**Stated exercise:** Reproduce every line of the listing as written, apart from the pictures.

─── Listed records

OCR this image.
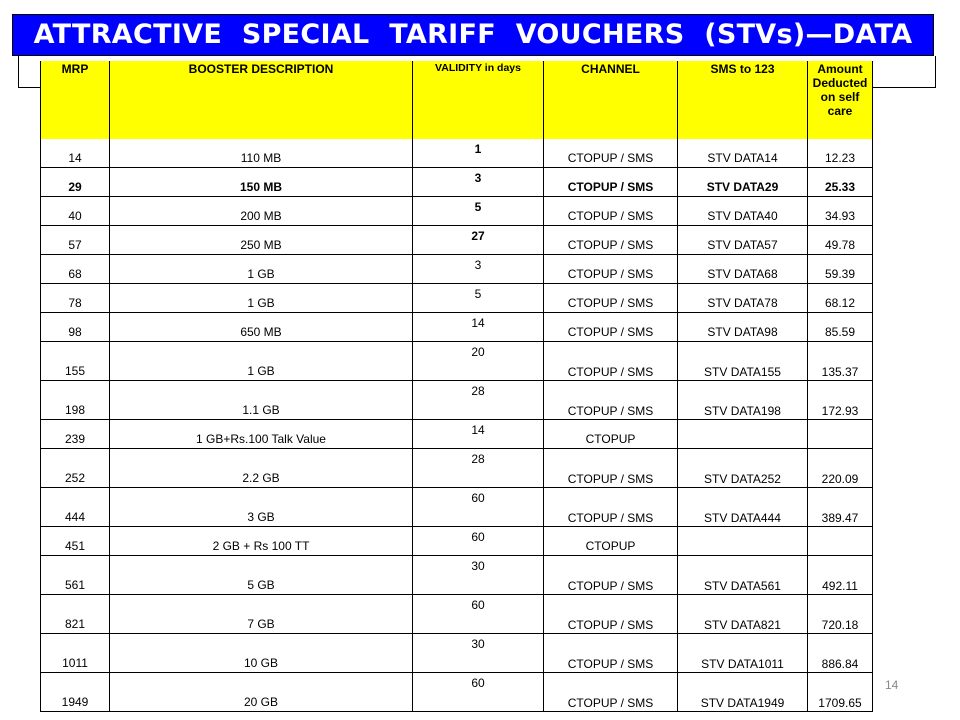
ATTRACTIVE SPECIAL TARIFF VOUCHERS (STVs)—DATA
MRP	BOOSTER DESCRIPTION	VALIDITY in days	CHANNEL	SMS to 123	Amount Deducted on self care
14	110 MB	1	CTOPUP / SMS	STV DATA14	12.23
29	150 MB	3	CTOPUP / SMS	STV DATA29	25.33
40	200 MB	5	CTOPUP / SMS	STV DATA40	34.93
57	250 MB	27	CTOPUP / SMS	STV DATA57	49.78
68	1 GB	3	CTOPUP / SMS	STV DATA68	59.39
78	1 GB	5	CTOPUP / SMS	STV DATA78	68.12
98	650 MB	14	CTOPUP / SMS	STV DATA98	85.59
155	1 GB	20	CTOPUP / SMS	STV DATA155	135.37
198	1.1 GB	28	CTOPUP / SMS	STV DATA198	172.93
239	1 GB+Rs.100 Talk Value	14	CTOPUP		
252	2.2 GB	28	CTOPUP / SMS	STV DATA252	220.09
444	3 GB	60	CTOPUP / SMS	STV DATA444	389.47
451	2 GB + Rs 100 TT	60	CTOPUP		
561	5 GB	30	CTOPUP / SMS	STV DATA561	492.11
821	7 GB	60	CTOPUP / SMS	STV DATA821	720.18
1011	10 GB	30	CTOPUP / SMS	STV DATA1011	886.84
1949	20 GB	60	CTOPUP / SMS	STV DATA1949	1709.65
14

──────

**Written response:**
OCR this image.
ATTRACTIVE SPECIAL TARIFF VOUCHERS (STVs)—DATA
MRP	BOOSTER DESCRIPTION	VALIDITY in days	CHANNEL	SMS to 123	Amount Deducted on self care
14	110 MB	1	CTOPUP / SMS	STV DATA14	12.23
29	150 MB	3	CTOPUP / SMS	STV DATA29	25.33
40	200 MB	5	CTOPUP / SMS	STV DATA40	34.93
57	250 MB	27	CTOPUP / SMS	STV DATA57	49.78
68	1 GB	3	CTOPUP / SMS	STV DATA68	59.39
78	1 GB	5	CTOPUP / SMS	STV DATA78	68.12
98	650 MB	14	CTOPUP / SMS	STV DATA98	85.59
155	1 GB	20	CTOPUP / SMS	STV DATA155	135.37
198	1.1 GB	28	CTOPUP / SMS	STV DATA198	172.93
239	1 GB+Rs.100 Talk Value	14	CTOPUP		
252	2.2 GB	28	CTOPUP / SMS	STV DATA252	220.09
444	3 GB	60	CTOPUP / SMS	STV DATA444	389.47
451	2 GB + Rs 100 TT	60	CTOPUP		
561	5 GB	30	CTOPUP / SMS	STV DATA561	492.11
821	7 GB	60	CTOPUP / SMS	STV DATA821	720.18
1011	10 GB	30	CTOPUP / SMS	STV DATA1011	886.84
1949	20 GB	60	CTOPUP / SMS	STV DATA1949	1709.65
14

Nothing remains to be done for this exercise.